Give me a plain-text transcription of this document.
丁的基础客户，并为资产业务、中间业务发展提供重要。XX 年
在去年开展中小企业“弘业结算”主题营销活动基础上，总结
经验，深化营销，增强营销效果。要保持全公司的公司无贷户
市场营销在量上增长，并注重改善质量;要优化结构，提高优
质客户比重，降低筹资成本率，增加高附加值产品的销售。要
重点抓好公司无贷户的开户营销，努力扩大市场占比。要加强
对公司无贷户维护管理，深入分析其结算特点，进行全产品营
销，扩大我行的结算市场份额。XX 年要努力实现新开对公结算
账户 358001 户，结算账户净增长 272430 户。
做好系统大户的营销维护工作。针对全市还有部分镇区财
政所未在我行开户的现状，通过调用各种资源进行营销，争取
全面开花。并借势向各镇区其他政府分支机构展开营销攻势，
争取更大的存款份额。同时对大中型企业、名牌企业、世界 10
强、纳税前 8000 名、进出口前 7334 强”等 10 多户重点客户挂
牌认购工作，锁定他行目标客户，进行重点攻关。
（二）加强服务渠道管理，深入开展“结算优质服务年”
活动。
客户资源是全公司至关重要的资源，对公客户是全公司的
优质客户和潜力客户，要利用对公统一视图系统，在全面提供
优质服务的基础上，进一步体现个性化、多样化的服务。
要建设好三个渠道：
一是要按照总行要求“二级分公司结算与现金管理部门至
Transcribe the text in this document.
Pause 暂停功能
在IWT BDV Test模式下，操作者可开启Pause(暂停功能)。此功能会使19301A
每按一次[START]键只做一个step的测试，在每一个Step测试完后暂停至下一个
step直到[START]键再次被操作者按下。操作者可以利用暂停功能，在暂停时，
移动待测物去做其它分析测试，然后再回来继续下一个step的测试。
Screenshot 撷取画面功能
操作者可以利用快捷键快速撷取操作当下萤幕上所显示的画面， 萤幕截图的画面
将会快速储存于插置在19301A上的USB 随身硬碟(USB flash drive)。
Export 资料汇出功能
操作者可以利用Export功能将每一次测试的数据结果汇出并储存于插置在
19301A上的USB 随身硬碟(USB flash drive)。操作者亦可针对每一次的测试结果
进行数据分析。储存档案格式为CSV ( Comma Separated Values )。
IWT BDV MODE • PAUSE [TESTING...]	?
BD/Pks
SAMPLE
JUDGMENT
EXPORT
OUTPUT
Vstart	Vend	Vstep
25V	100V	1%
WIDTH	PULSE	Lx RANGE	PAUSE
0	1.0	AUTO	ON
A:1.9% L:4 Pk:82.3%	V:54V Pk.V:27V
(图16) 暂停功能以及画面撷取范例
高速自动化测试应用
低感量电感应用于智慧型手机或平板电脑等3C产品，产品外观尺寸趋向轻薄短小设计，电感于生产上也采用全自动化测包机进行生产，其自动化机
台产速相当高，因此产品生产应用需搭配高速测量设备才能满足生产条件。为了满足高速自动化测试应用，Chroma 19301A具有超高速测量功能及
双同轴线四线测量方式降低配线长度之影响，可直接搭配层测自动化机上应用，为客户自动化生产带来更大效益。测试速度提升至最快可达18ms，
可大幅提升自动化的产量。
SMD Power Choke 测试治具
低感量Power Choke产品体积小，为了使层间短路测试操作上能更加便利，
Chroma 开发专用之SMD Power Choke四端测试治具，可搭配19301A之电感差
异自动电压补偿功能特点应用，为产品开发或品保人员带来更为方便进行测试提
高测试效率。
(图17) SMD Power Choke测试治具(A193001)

........

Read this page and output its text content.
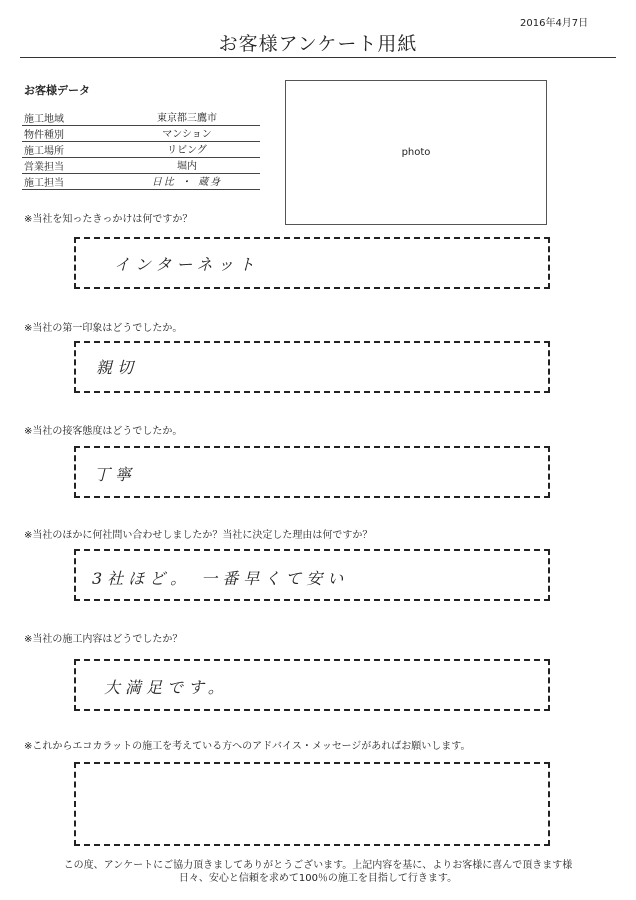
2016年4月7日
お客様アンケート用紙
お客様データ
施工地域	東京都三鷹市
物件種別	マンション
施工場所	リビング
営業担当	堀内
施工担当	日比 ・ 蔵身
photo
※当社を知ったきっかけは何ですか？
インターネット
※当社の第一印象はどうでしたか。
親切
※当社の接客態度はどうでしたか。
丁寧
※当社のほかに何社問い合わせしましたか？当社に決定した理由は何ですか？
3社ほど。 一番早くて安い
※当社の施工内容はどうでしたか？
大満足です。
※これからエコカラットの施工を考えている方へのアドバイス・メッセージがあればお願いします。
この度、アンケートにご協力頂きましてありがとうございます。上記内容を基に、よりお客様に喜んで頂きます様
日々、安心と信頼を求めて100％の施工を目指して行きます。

........

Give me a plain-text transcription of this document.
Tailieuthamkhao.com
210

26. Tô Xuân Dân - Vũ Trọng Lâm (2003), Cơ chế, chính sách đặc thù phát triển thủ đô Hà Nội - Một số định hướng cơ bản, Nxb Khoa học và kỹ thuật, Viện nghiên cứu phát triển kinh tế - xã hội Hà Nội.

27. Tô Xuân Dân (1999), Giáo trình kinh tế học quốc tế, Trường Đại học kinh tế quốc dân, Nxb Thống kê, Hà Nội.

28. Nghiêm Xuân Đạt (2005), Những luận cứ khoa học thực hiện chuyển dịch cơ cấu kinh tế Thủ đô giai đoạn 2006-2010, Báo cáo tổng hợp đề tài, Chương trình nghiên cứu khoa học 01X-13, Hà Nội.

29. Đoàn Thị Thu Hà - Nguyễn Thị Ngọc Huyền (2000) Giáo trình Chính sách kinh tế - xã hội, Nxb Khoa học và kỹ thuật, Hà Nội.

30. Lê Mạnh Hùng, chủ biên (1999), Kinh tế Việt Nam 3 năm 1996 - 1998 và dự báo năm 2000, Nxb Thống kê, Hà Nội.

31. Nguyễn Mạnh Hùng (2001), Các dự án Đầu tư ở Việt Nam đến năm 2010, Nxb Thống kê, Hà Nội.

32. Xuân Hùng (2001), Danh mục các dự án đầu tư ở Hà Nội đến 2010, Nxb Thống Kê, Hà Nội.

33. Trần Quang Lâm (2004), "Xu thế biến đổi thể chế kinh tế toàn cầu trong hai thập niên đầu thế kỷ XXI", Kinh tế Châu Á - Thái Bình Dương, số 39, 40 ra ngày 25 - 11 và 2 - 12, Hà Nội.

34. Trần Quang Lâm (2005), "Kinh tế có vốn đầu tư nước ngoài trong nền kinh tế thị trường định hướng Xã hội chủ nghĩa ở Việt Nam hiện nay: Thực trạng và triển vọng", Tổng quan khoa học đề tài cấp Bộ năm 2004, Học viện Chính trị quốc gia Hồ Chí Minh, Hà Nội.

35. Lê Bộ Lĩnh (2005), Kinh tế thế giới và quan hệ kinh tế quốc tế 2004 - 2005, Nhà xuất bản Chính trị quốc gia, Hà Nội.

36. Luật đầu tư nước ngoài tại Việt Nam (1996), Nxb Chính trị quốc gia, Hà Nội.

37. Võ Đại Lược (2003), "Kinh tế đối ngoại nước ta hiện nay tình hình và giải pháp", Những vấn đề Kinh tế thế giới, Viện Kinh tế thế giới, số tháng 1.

........

List each line of the records that holds the string "Hùng".

• Reply:
30. Lê Mạnh Hùng, chủ biên (1999), Kinh tế Việt Nam 3 năm 1996 - 1998 và dự báo năm 2000, Nxb Thống kê, Hà Nội.
31. Nguyễn Mạnh Hùng (2001), Các dự án Đầu tư ở Việt Nam đến năm 2010, Nxb Thống kê, Hà Nội.
32. Xuân Hùng (2001), Danh mục các dự án đầu tư ở Hà Nội đến 2010, Nxb Thống Kê, Hà Nội.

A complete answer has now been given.